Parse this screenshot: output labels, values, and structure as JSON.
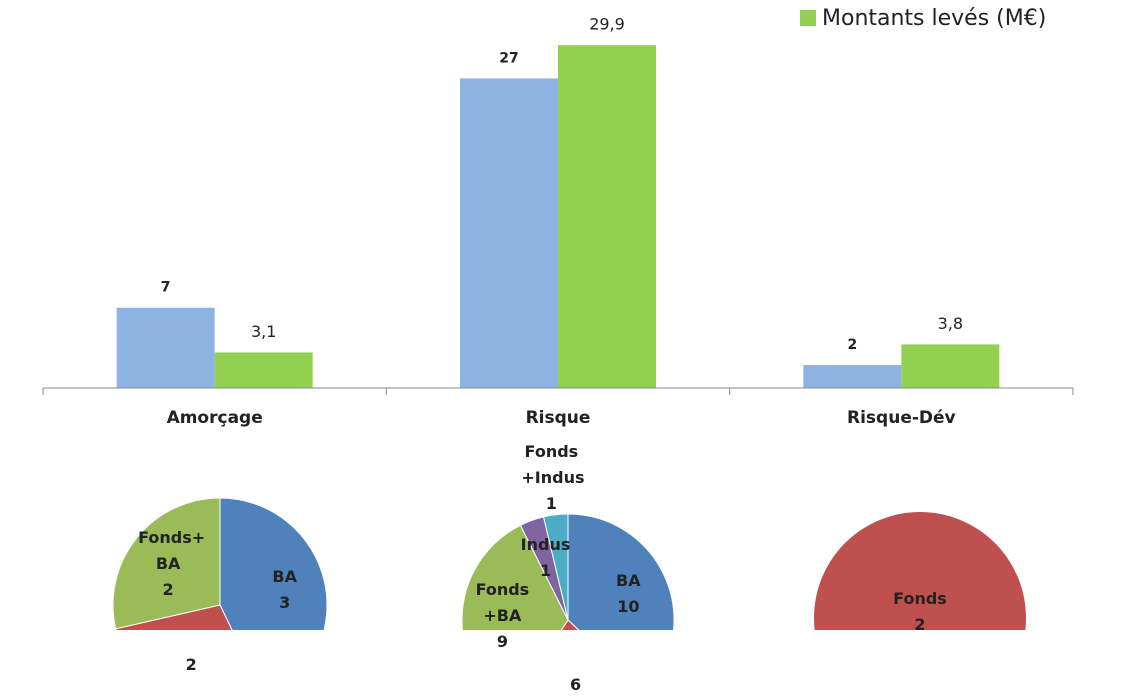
{
  "chart_data": [
    {
      "type": "bar",
      "categories": [
        "Amorçage",
        "Risque",
        "Risque-Dév"
      ],
      "series": [
        {
          "color": "#8db3e2",
          "values": [
            7,
            27,
            2
          ]
        },
        {
          "name": "Montants levés (M€)",
          "color": "#92d050",
          "values": [
            3.1,
            29.9,
            3.8
          ],
          "value_labels": [
            "3,1",
            "29,9",
            "3,8"
          ]
        }
      ],
      "ylim": [
        0,
        30
      ]
    },
    {
      "type": "pie",
      "categories": [
        "BA",
        null,
        "Fonds+ BA"
      ],
      "values": [
        3,
        2,
        2
      ],
      "colors": [
        "#4f81bd",
        "#c0504d",
        "#9bbb59"
      ]
    },
    {
      "type": "pie",
      "categories": [
        "BA",
        null,
        "Fonds +BA",
        "Indus",
        "Fonds +Indus"
      ],
      "values": [
        10,
        6,
        9,
        1,
        1
      ],
      "colors": [
        "#4f81bd",
        "#c0504d",
        "#9bbb59",
        "#8064a2",
        "#4bacc6"
      ]
    },
    {
      "type": "pie",
      "categories": [
        "Fonds"
      ],
      "values": [
        2
      ],
      "colors": [
        "#c0504d"
      ]
    }
  ]
}
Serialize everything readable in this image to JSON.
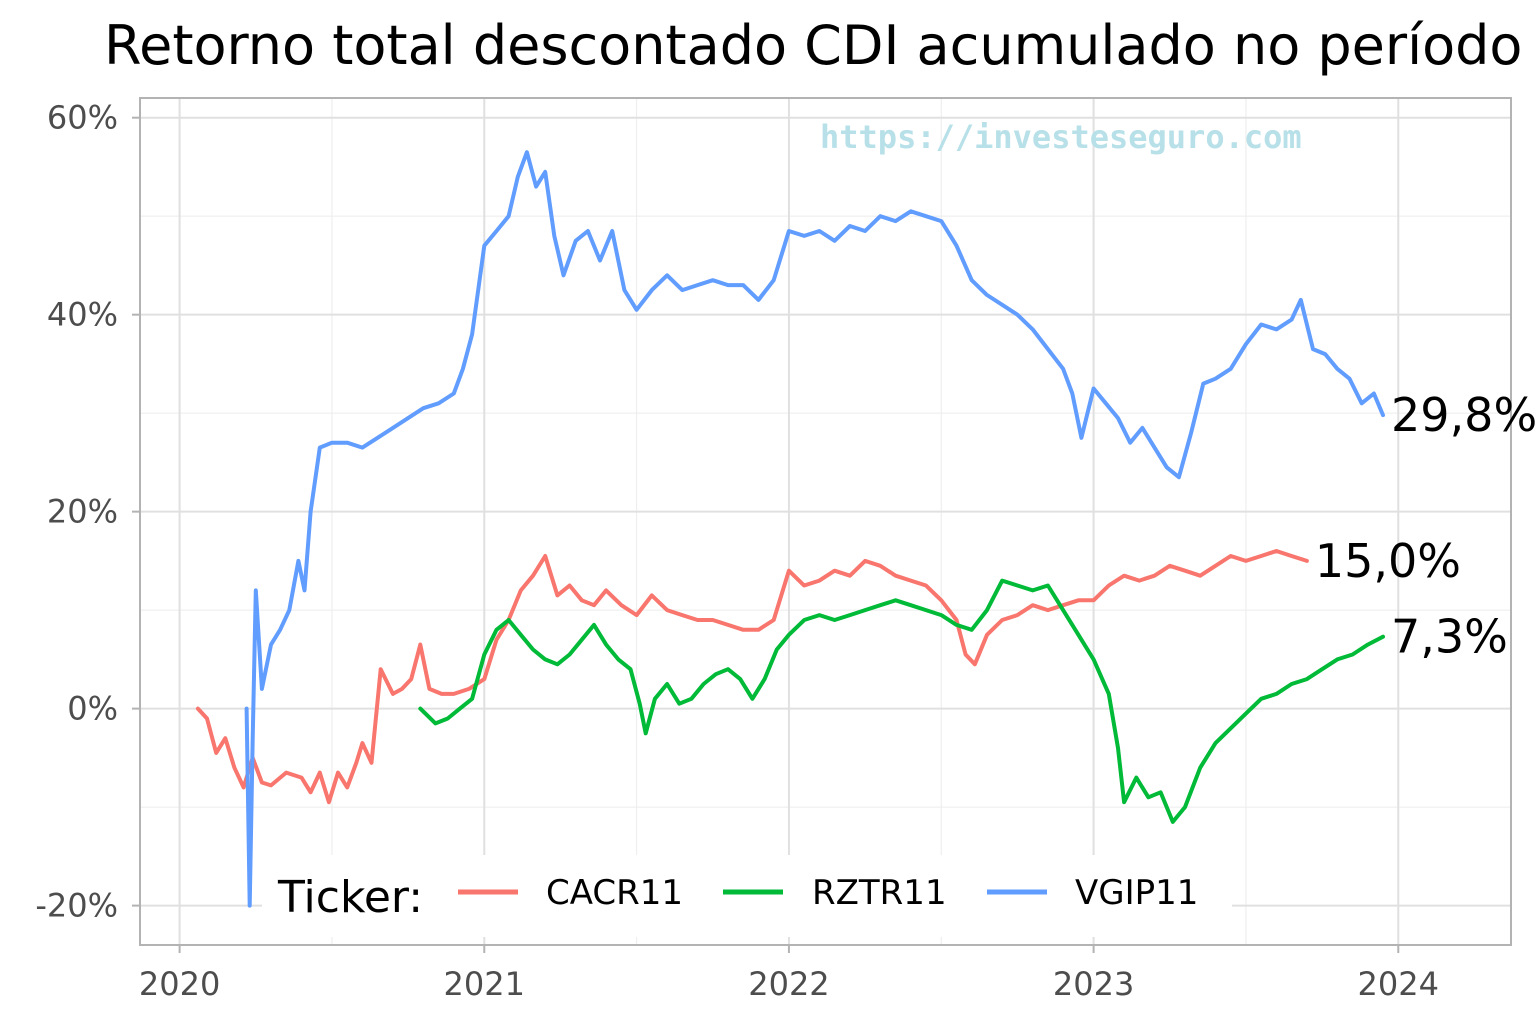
{
  "chart_data": {
    "type": "line",
    "title": "Retorno total descontado CDI acumulado no período",
    "watermark": "https://investeseguro.com",
    "xlabel": "",
    "ylabel": "",
    "xlim": [
      2019.87,
      2024.37
    ],
    "ylim": [
      -24,
      62
    ],
    "x_ticks": [
      2020,
      2021,
      2022,
      2023,
      2024
    ],
    "x_tick_labels": [
      "2020",
      "2021",
      "2022",
      "2023",
      "2024"
    ],
    "y_ticks": [
      -20,
      0,
      20,
      40,
      60
    ],
    "y_tick_labels": [
      "-20%",
      "0%",
      "20%",
      "40%",
      "60%"
    ],
    "grid": true,
    "legend": {
      "title": "Ticker:",
      "position": "bottom-inside"
    },
    "series": [
      {
        "name": "CACR11",
        "color": "#f8766d",
        "end_label": "15,0%",
        "points": [
          [
            2020.06,
            0.0
          ],
          [
            2020.09,
            -1.0
          ],
          [
            2020.12,
            -4.5
          ],
          [
            2020.15,
            -3.0
          ],
          [
            2020.18,
            -6.0
          ],
          [
            2020.21,
            -8.0
          ],
          [
            2020.24,
            -5.0
          ],
          [
            2020.27,
            -7.5
          ],
          [
            2020.3,
            -7.8
          ],
          [
            2020.35,
            -6.5
          ],
          [
            2020.4,
            -7.0
          ],
          [
            2020.43,
            -8.5
          ],
          [
            2020.46,
            -6.5
          ],
          [
            2020.49,
            -9.5
          ],
          [
            2020.52,
            -6.5
          ],
          [
            2020.55,
            -8.0
          ],
          [
            2020.58,
            -5.5
          ],
          [
            2020.6,
            -3.5
          ],
          [
            2020.63,
            -5.5
          ],
          [
            2020.66,
            4.0
          ],
          [
            2020.7,
            1.5
          ],
          [
            2020.73,
            2.0
          ],
          [
            2020.76,
            3.0
          ],
          [
            2020.79,
            6.5
          ],
          [
            2020.82,
            2.0
          ],
          [
            2020.86,
            1.5
          ],
          [
            2020.9,
            1.5
          ],
          [
            2020.95,
            2.0
          ],
          [
            2021.0,
            3.0
          ],
          [
            2021.04,
            7.0
          ],
          [
            2021.08,
            9.0
          ],
          [
            2021.12,
            12.0
          ],
          [
            2021.16,
            13.5
          ],
          [
            2021.2,
            15.5
          ],
          [
            2021.24,
            11.5
          ],
          [
            2021.28,
            12.5
          ],
          [
            2021.32,
            11.0
          ],
          [
            2021.36,
            10.5
          ],
          [
            2021.4,
            12.0
          ],
          [
            2021.45,
            10.5
          ],
          [
            2021.5,
            9.5
          ],
          [
            2021.55,
            11.5
          ],
          [
            2021.6,
            10.0
          ],
          [
            2021.65,
            9.5
          ],
          [
            2021.7,
            9.0
          ],
          [
            2021.75,
            9.0
          ],
          [
            2021.8,
            8.5
          ],
          [
            2021.85,
            8.0
          ],
          [
            2021.9,
            8.0
          ],
          [
            2021.95,
            9.0
          ],
          [
            2022.0,
            14.0
          ],
          [
            2022.05,
            12.5
          ],
          [
            2022.1,
            13.0
          ],
          [
            2022.15,
            14.0
          ],
          [
            2022.2,
            13.5
          ],
          [
            2022.25,
            15.0
          ],
          [
            2022.3,
            14.5
          ],
          [
            2022.35,
            13.5
          ],
          [
            2022.4,
            13.0
          ],
          [
            2022.45,
            12.5
          ],
          [
            2022.5,
            11.0
          ],
          [
            2022.55,
            9.0
          ],
          [
            2022.58,
            5.5
          ],
          [
            2022.61,
            4.5
          ],
          [
            2022.65,
            7.5
          ],
          [
            2022.7,
            9.0
          ],
          [
            2022.75,
            9.5
          ],
          [
            2022.8,
            10.5
          ],
          [
            2022.85,
            10.0
          ],
          [
            2022.9,
            10.5
          ],
          [
            2022.95,
            11.0
          ],
          [
            2023.0,
            11.0
          ],
          [
            2023.05,
            12.5
          ],
          [
            2023.1,
            13.5
          ],
          [
            2023.15,
            13.0
          ],
          [
            2023.2,
            13.5
          ],
          [
            2023.25,
            14.5
          ],
          [
            2023.3,
            14.0
          ],
          [
            2023.35,
            13.5
          ],
          [
            2023.4,
            14.5
          ],
          [
            2023.45,
            15.5
          ],
          [
            2023.5,
            15.0
          ],
          [
            2023.55,
            15.5
          ],
          [
            2023.6,
            16.0
          ],
          [
            2023.65,
            15.5
          ],
          [
            2023.7,
            15.0
          ]
        ]
      },
      {
        "name": "RZTR11",
        "color": "#00ba38",
        "end_label": "7,3%",
        "points": [
          [
            2020.79,
            0.0
          ],
          [
            2020.84,
            -1.5
          ],
          [
            2020.88,
            -1.0
          ],
          [
            2020.92,
            0.0
          ],
          [
            2020.96,
            1.0
          ],
          [
            2021.0,
            5.5
          ],
          [
            2021.04,
            8.0
          ],
          [
            2021.08,
            9.0
          ],
          [
            2021.12,
            7.5
          ],
          [
            2021.16,
            6.0
          ],
          [
            2021.2,
            5.0
          ],
          [
            2021.24,
            4.5
          ],
          [
            2021.28,
            5.5
          ],
          [
            2021.32,
            7.0
          ],
          [
            2021.36,
            8.5
          ],
          [
            2021.4,
            6.5
          ],
          [
            2021.44,
            5.0
          ],
          [
            2021.48,
            4.0
          ],
          [
            2021.51,
            0.5
          ],
          [
            2021.53,
            -2.5
          ],
          [
            2021.56,
            1.0
          ],
          [
            2021.6,
            2.5
          ],
          [
            2021.64,
            0.5
          ],
          [
            2021.68,
            1.0
          ],
          [
            2021.72,
            2.5
          ],
          [
            2021.76,
            3.5
          ],
          [
            2021.8,
            4.0
          ],
          [
            2021.84,
            3.0
          ],
          [
            2021.88,
            1.0
          ],
          [
            2021.92,
            3.0
          ],
          [
            2021.96,
            6.0
          ],
          [
            2022.0,
            7.5
          ],
          [
            2022.05,
            9.0
          ],
          [
            2022.1,
            9.5
          ],
          [
            2022.15,
            9.0
          ],
          [
            2022.2,
            9.5
          ],
          [
            2022.25,
            10.0
          ],
          [
            2022.3,
            10.5
          ],
          [
            2022.35,
            11.0
          ],
          [
            2022.4,
            10.5
          ],
          [
            2022.45,
            10.0
          ],
          [
            2022.5,
            9.5
          ],
          [
            2022.55,
            8.5
          ],
          [
            2022.6,
            8.0
          ],
          [
            2022.65,
            10.0
          ],
          [
            2022.7,
            13.0
          ],
          [
            2022.75,
            12.5
          ],
          [
            2022.8,
            12.0
          ],
          [
            2022.85,
            12.5
          ],
          [
            2022.9,
            10.0
          ],
          [
            2022.95,
            7.5
          ],
          [
            2023.0,
            5.0
          ],
          [
            2023.05,
            1.5
          ],
          [
            2023.08,
            -4.0
          ],
          [
            2023.1,
            -9.5
          ],
          [
            2023.14,
            -7.0
          ],
          [
            2023.18,
            -9.0
          ],
          [
            2023.22,
            -8.5
          ],
          [
            2023.26,
            -11.5
          ],
          [
            2023.3,
            -10.0
          ],
          [
            2023.35,
            -6.0
          ],
          [
            2023.4,
            -3.5
          ],
          [
            2023.45,
            -2.0
          ],
          [
            2023.5,
            -0.5
          ],
          [
            2023.55,
            1.0
          ],
          [
            2023.6,
            1.5
          ],
          [
            2023.65,
            2.5
          ],
          [
            2023.7,
            3.0
          ],
          [
            2023.75,
            4.0
          ],
          [
            2023.8,
            5.0
          ],
          [
            2023.85,
            5.5
          ],
          [
            2023.9,
            6.5
          ],
          [
            2023.95,
            7.3
          ]
        ]
      },
      {
        "name": "VGIP11",
        "color": "#619cff",
        "end_label": "29,8%",
        "points": [
          [
            2020.22,
            0.0
          ],
          [
            2020.23,
            -20.0
          ],
          [
            2020.24,
            -3.0
          ],
          [
            2020.25,
            12.0
          ],
          [
            2020.27,
            2.0
          ],
          [
            2020.3,
            6.5
          ],
          [
            2020.33,
            8.0
          ],
          [
            2020.36,
            10.0
          ],
          [
            2020.39,
            15.0
          ],
          [
            2020.41,
            12.0
          ],
          [
            2020.43,
            20.0
          ],
          [
            2020.46,
            26.5
          ],
          [
            2020.5,
            27.0
          ],
          [
            2020.55,
            27.0
          ],
          [
            2020.6,
            26.5
          ],
          [
            2020.65,
            27.5
          ],
          [
            2020.7,
            28.5
          ],
          [
            2020.75,
            29.5
          ],
          [
            2020.8,
            30.5
          ],
          [
            2020.85,
            31.0
          ],
          [
            2020.9,
            32.0
          ],
          [
            2020.93,
            34.5
          ],
          [
            2020.96,
            38.0
          ],
          [
            2021.0,
            47.0
          ],
          [
            2021.04,
            48.5
          ],
          [
            2021.08,
            50.0
          ],
          [
            2021.11,
            54.0
          ],
          [
            2021.14,
            56.5
          ],
          [
            2021.17,
            53.0
          ],
          [
            2021.2,
            54.5
          ],
          [
            2021.23,
            48.0
          ],
          [
            2021.26,
            44.0
          ],
          [
            2021.3,
            47.5
          ],
          [
            2021.34,
            48.5
          ],
          [
            2021.38,
            45.5
          ],
          [
            2021.42,
            48.5
          ],
          [
            2021.46,
            42.5
          ],
          [
            2021.5,
            40.5
          ],
          [
            2021.55,
            42.5
          ],
          [
            2021.6,
            44.0
          ],
          [
            2021.65,
            42.5
          ],
          [
            2021.7,
            43.0
          ],
          [
            2021.75,
            43.5
          ],
          [
            2021.8,
            43.0
          ],
          [
            2021.85,
            43.0
          ],
          [
            2021.9,
            41.5
          ],
          [
            2021.95,
            43.5
          ],
          [
            2022.0,
            48.5
          ],
          [
            2022.05,
            48.0
          ],
          [
            2022.1,
            48.5
          ],
          [
            2022.15,
            47.5
          ],
          [
            2022.2,
            49.0
          ],
          [
            2022.25,
            48.5
          ],
          [
            2022.3,
            50.0
          ],
          [
            2022.35,
            49.5
          ],
          [
            2022.4,
            50.5
          ],
          [
            2022.45,
            50.0
          ],
          [
            2022.5,
            49.5
          ],
          [
            2022.55,
            47.0
          ],
          [
            2022.6,
            43.5
          ],
          [
            2022.65,
            42.0
          ],
          [
            2022.7,
            41.0
          ],
          [
            2022.75,
            40.0
          ],
          [
            2022.8,
            38.5
          ],
          [
            2022.85,
            36.5
          ],
          [
            2022.9,
            34.5
          ],
          [
            2022.93,
            32.0
          ],
          [
            2022.96,
            27.5
          ],
          [
            2023.0,
            32.5
          ],
          [
            2023.04,
            31.0
          ],
          [
            2023.08,
            29.5
          ],
          [
            2023.12,
            27.0
          ],
          [
            2023.16,
            28.5
          ],
          [
            2023.2,
            26.5
          ],
          [
            2023.24,
            24.5
          ],
          [
            2023.28,
            23.5
          ],
          [
            2023.32,
            28.0
          ],
          [
            2023.36,
            33.0
          ],
          [
            2023.4,
            33.5
          ],
          [
            2023.45,
            34.5
          ],
          [
            2023.5,
            37.0
          ],
          [
            2023.55,
            39.0
          ],
          [
            2023.6,
            38.5
          ],
          [
            2023.65,
            39.5
          ],
          [
            2023.68,
            41.5
          ],
          [
            2023.72,
            36.5
          ],
          [
            2023.76,
            36.0
          ],
          [
            2023.8,
            34.5
          ],
          [
            2023.84,
            33.5
          ],
          [
            2023.88,
            31.0
          ],
          [
            2023.92,
            32.0
          ],
          [
            2023.95,
            29.8
          ]
        ]
      }
    ]
  }
}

========================

= Written instruction =
Each line above that includes "this" counts once; state the total and nothing more.

= Reply =
2